_EXERCISE_: How many lines in the material below contain the word "samt"? Answer with the number alone.

_EXERCISE DATA_:
------------------------------
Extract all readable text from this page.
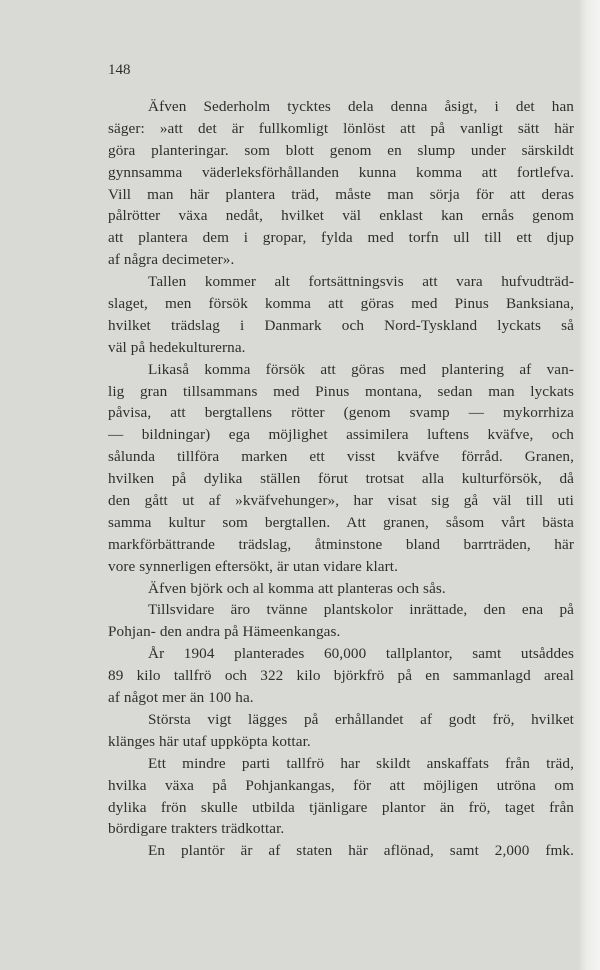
148
Äfven Sederholm tycktes dela denna åsigt, i det han
säger: »att det är fullkomligt lönlöst att på vanligt sätt här
göra planteringar. som blott genom en slump under särskildt
gynnsamma väderleksförhållanden kunna komma att fortlefva.
Vill man här plantera träd, måste man sörja för att deras
pålrötter växa nedåt, hvilket väl enklast kan ernås genom
att plantera dem i gropar, fylda med torfn ull till ett djup
af några decimeter».
Tallen kommer alt fortsättningsvis att vara hufvudträd-
slaget, men försök komma att göras med Pinus Banksiana,
hvilket trädslag i Danmark och Nord-Tyskland lyckats så
väl på hedekulturerna.
Likaså komma försök att göras med plantering af van-
lig gran tillsammans med Pinus montana, sedan man lyckats
påvisa, att bergtallens rötter (genom svamp — mykorrhiza
— bildningar) ega möjlighet assimilera luftens kväfve, och
sålunda tillföra marken ett visst kväfve förråd. Granen,
hvilken på dylika ställen förut trotsat alla kulturförsök, då
den gått ut af »kväfvehunger», har visat sig gå väl till uti
samma kultur som bergtallen. Att granen, såsom vårt bästa
markförbättrande trädslag, åtminstone bland barrträden, här
vore synnerligen eftersökt, är utan vidare klart.
Äfven björk och al komma att planteras och sås.
Tillsvidare äro tvänne plantskolor inrättade, den ena på
Pohjan- den andra på Hämeenkangas.
År 1904 planterades 60,000 tallplantor, samt utsåddes
89 kilo tallfrö och 322 kilo björkfrö på en sammanlagd areal
af något mer än 100 ha.
Största vigt lägges på erhållandet af godt frö, hvilket
klänges här utaf uppköpta kottar.
Ett mindre parti tallfrö har skildt anskaffats från träd,
hvilka växa på Pohjankangas, för att möjligen utröna om
dylika frön skulle utbilda tjänligare plantor än frö, taget från
bördigare trakters trädkottar.
En plantör är af staten här aflönad, samt 2,000 fmk.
------------------------------
_SOLUTION FOR THIS EXERCISE_: 2